D'Amico v. New York State Board of Law Examiners

813 F. Supp. 217, 2 Am. Disabilities Cas. (BNA) 534, 1993 U.S. Dist. LEXIS 1838, 1993 WL 43443
CourtDistrict Court, W.D. New York
DecidedFebruary 17, 1993
Docket93-CV-6051L
StatusPublished
Cited by47 cases

This text of 813 F. Supp. 217 (D'Amico v. New York State Board of Law Examiners) is published on Counsel Stack Legal Research, covering District Court, W.D. New York primary law. Counsel Stack provides free access to over 12 million legal documents including statutes, case law, regulations, and constitutions.

Bluebook
D'Amico v. New York State Board of Law Examiners, 813 F. Supp. 217, 2 Am. Disabilities Cas. (BNA) 534, 1993 U.S. Dist. LEXIS 1838, 1993 WL 43443 (W.D.N.Y. 1993).

Opinion

DECISION AND ORDER

LARIMER, District Judge.

Plaintiff, Marie C. D’Amico, commenced this action pursuant to the Americans With Disabilities Act (“the ADA”), 42 U.S.C. § 12101, et seq. against the New York State Board of Law Examiners (“the Board”). Plaintiff seeks a preliminary injunction to compel the Board to provide her with certain requested accommodations when she sits for the New York State Bar Exam on February 23 and 24, 1993 (“February exam”). For the reasons that follow, plaintiff’s motion is granted and the Board is directed to provide plaintiff with her requested accommodations for the February exam. Specifically, the Board is required to provide plaintiff with the same accommodations that she received when she sat for the New York State Bar Exam on July 28 and 29, 1992 (“July exam”) and, in addition, a four day testing schedule consisting of six hours of testing per day plus a one hour lunch break.

+-------+

Exercise requirements:
- A) List each citation for the D'Amico decision on the line directly under its title.
- B) Carry on the D'Amico decision from its final sentence.

Document structure recognition data
+-------+

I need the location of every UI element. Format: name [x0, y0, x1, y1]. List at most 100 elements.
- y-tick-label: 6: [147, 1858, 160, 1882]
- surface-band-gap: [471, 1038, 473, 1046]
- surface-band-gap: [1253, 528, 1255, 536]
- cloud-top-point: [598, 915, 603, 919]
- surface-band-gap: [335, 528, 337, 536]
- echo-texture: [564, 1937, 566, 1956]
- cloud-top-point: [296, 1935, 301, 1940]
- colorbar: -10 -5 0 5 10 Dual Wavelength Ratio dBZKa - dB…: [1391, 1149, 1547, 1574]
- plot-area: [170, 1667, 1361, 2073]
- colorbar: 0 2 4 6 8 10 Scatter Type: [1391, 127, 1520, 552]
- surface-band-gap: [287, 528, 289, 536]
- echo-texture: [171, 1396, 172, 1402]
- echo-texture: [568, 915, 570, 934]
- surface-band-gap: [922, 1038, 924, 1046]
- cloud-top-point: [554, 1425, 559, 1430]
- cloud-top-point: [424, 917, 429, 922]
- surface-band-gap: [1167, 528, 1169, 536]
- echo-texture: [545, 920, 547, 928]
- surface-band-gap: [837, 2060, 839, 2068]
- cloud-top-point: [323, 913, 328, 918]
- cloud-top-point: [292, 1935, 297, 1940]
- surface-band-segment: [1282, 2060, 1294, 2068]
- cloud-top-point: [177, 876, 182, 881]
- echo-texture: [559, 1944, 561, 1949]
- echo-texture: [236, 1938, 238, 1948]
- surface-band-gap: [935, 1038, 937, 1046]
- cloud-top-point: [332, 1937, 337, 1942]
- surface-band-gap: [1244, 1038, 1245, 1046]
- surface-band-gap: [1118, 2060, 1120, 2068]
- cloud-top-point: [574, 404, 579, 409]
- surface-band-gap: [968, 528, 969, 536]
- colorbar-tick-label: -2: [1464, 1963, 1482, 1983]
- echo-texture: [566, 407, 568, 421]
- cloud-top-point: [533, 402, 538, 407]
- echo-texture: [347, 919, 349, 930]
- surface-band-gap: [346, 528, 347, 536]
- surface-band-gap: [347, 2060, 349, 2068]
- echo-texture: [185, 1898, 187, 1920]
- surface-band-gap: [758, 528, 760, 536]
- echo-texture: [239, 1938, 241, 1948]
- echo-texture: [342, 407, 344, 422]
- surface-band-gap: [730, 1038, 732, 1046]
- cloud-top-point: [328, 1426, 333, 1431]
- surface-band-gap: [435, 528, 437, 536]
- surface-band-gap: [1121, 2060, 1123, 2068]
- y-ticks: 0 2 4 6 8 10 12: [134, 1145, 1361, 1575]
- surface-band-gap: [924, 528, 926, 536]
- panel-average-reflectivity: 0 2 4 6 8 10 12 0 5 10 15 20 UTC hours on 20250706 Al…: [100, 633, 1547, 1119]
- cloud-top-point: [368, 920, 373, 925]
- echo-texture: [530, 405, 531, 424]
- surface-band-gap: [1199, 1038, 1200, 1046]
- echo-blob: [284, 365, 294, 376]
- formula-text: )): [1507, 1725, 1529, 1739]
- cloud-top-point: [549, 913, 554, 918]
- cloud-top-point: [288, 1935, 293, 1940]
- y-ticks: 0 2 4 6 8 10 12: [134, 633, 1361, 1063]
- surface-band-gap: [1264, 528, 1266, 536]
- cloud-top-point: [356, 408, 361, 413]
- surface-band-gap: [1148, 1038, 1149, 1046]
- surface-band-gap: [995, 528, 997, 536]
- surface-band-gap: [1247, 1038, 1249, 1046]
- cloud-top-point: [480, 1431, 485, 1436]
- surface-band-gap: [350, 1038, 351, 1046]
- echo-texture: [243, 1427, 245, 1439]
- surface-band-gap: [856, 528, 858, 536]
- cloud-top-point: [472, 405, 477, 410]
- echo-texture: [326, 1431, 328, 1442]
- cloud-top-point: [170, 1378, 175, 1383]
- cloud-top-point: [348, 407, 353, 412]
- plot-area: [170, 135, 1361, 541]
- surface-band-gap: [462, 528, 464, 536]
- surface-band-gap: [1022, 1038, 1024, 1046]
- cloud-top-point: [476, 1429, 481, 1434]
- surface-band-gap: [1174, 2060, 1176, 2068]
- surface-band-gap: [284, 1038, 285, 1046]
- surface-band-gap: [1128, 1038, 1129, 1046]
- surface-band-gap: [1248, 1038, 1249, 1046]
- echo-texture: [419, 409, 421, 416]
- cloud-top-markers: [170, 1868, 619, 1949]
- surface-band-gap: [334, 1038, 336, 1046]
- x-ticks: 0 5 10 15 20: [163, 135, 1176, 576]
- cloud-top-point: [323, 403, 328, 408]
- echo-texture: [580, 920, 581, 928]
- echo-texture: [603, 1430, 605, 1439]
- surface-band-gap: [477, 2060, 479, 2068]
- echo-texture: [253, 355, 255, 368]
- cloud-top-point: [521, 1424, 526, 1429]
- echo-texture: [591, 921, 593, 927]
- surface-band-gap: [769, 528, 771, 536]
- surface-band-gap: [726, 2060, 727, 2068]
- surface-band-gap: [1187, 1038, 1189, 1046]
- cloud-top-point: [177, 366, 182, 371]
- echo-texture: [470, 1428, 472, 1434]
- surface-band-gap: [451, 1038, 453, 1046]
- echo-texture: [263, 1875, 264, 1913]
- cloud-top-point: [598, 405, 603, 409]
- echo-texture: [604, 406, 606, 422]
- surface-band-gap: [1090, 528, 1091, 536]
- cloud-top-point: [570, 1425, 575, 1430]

+-------+

Results by task:
- A)
813 F. Supp. 217
2 Am. Disabilities Cas. (BNA) 534
1993 U.S. Dist. LEXIS 1838
1993 WL 43443

- B)
FACTS

Plaintiff suffers from a severe visual disability. She has marked myopia (“nearsightedness”) and bilateral partial amblyopia. Although plaintiff wears glasses, her medical condition cannot be corrected to achieve 20/20 vision. With visual aids, her vision is 20/50 in the right eye and 20/70 in the left eye. As a result, plaintiff has an extremely difficult time reading, finds it nearly impossible to read normal size print, and suffers from ocular fatigue and a “lazy eye” condition which is marked by dimness of vision. Her visual difficulties worsen when she reads for extended periods of time and this causes blurring, tearing, and a burning sensation, and she must take frequent breaks to rest her eyes.

Plaintiff graduated from the State University of New York at Buffalo School of Law in 1992 and she registered for the July bar exam. In anticipation of taking the July exam, plaintiff petitioned the Board pursuant to 20 N.Y.C.R.R. § 6000.4, and requested certain accommodations for her disability. Plaintiff was provided with a large print exam and she was permitted to bring her own lamp and straight edge to a separate exam location where she and another applicant took the exam in the presence of a proctor. In addition, plaintiff was allowed nine and one half hours on July 28 and nine hours on July 29, to com *219 píete the exam. 1 Plaintiff was also given permission to write the answers to the multiple choice portion of the July exam in the question books instead of on the computer answer sheet.

In November, plaintiff was notified that she failed the July exam and she registered to sit for the February exam. On the advice of her physician, plaintiff requested similar accommodations to those provided during the July exam, and in addition, she requested that the Board allow her to take the exam over a period of four days instead of two. This request to take the exam over four days is the only. matter in dispute.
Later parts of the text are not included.